**INSTRUCTIONS FOR THE TASK:** Filter the entries below, keeping only lines with the word "ylabel".

**Dataset rows about figures:**
☆ ☆ ☆ ☆

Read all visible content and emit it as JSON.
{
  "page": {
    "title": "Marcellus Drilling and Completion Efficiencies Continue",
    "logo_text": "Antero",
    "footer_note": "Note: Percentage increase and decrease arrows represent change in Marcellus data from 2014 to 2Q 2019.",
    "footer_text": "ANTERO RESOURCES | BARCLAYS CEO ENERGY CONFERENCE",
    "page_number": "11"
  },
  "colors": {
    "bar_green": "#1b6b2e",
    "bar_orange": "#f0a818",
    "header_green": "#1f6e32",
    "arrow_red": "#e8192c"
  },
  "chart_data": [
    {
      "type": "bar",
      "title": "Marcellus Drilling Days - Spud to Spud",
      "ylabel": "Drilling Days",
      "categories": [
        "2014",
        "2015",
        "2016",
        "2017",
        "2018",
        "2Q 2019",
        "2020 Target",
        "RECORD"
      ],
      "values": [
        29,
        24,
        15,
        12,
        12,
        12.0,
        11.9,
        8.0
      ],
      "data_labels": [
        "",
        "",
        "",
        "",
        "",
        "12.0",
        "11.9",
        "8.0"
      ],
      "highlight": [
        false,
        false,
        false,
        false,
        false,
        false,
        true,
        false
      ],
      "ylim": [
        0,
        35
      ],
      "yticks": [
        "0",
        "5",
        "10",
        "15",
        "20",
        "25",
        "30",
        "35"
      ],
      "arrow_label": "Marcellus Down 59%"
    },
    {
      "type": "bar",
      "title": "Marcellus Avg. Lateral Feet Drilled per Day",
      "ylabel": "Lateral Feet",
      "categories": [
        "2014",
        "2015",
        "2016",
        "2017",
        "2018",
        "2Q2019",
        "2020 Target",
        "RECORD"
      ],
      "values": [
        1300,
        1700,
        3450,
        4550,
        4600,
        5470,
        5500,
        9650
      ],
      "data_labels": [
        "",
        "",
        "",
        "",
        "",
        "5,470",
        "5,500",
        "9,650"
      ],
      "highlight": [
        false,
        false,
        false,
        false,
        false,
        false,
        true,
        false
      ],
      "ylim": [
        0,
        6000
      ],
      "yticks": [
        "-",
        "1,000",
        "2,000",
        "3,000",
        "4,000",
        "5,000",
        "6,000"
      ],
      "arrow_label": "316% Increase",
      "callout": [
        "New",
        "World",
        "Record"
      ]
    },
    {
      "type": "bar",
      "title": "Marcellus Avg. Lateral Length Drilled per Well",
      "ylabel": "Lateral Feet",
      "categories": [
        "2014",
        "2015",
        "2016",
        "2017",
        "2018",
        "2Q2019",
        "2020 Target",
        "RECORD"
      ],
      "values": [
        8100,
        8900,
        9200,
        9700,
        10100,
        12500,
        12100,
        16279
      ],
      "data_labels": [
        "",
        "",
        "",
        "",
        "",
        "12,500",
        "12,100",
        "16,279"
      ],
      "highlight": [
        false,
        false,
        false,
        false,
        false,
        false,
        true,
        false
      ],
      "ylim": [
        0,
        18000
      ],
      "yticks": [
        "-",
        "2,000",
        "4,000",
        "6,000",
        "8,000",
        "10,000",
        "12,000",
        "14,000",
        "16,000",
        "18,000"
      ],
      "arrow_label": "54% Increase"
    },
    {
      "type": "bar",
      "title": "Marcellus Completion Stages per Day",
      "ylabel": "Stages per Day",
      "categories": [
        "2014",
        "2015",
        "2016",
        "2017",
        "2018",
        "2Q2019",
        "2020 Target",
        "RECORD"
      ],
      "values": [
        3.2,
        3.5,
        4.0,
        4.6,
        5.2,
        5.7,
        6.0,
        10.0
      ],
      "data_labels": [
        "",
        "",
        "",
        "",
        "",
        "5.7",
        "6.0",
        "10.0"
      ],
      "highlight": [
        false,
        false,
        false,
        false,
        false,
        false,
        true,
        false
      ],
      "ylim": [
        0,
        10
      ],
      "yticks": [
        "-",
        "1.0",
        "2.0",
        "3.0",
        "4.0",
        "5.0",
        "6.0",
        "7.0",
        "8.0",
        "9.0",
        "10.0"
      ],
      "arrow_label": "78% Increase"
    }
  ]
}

☆ ☆ ☆ ☆

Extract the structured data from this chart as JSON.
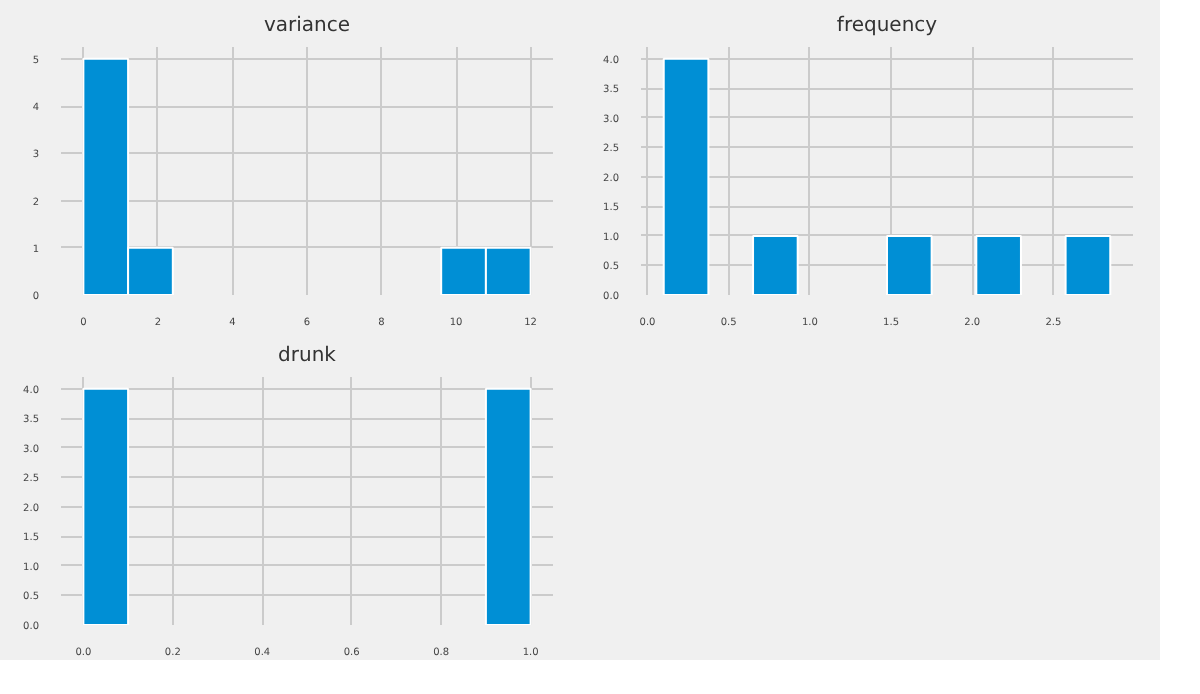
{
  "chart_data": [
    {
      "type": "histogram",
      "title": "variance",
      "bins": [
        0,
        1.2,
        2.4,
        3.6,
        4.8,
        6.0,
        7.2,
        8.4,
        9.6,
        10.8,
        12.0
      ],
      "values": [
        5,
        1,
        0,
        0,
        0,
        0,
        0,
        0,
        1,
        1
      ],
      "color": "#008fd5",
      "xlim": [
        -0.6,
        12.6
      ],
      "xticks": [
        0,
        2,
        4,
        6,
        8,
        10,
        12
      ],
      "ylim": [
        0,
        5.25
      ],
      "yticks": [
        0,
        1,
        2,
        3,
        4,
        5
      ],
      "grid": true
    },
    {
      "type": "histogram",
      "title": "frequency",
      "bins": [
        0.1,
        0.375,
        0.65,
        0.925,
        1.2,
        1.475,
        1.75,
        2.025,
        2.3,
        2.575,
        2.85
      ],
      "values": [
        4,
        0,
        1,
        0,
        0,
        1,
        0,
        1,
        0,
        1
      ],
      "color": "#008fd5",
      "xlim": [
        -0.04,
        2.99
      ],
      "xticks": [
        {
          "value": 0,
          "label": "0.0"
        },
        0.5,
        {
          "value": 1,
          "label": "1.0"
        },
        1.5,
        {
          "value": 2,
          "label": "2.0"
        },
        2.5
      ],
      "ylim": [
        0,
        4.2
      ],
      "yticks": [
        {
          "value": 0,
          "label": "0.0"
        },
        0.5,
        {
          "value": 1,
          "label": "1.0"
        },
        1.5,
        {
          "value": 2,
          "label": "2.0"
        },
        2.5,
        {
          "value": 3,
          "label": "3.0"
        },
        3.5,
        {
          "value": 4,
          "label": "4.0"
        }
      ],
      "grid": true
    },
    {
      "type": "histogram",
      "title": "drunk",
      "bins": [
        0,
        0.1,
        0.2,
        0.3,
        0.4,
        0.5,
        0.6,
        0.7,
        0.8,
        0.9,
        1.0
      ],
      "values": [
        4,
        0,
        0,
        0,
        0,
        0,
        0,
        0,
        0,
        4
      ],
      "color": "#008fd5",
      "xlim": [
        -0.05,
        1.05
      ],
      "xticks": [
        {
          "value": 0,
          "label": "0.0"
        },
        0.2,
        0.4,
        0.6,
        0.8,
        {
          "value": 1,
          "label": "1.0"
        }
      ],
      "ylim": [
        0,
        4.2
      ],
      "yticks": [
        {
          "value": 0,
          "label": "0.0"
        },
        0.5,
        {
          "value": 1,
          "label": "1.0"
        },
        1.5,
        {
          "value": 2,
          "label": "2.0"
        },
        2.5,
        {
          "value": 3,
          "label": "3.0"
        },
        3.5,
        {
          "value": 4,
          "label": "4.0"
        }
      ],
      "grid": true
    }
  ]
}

☆ ☆ ☆ ☆

**OUTPUT FOR THIS TASK:**
      "ylabel": "Drilling Days",
      "ylabel": "Lateral Feet",
      "ylabel": "Lateral Feet",
      "ylabel": "Stages per Day",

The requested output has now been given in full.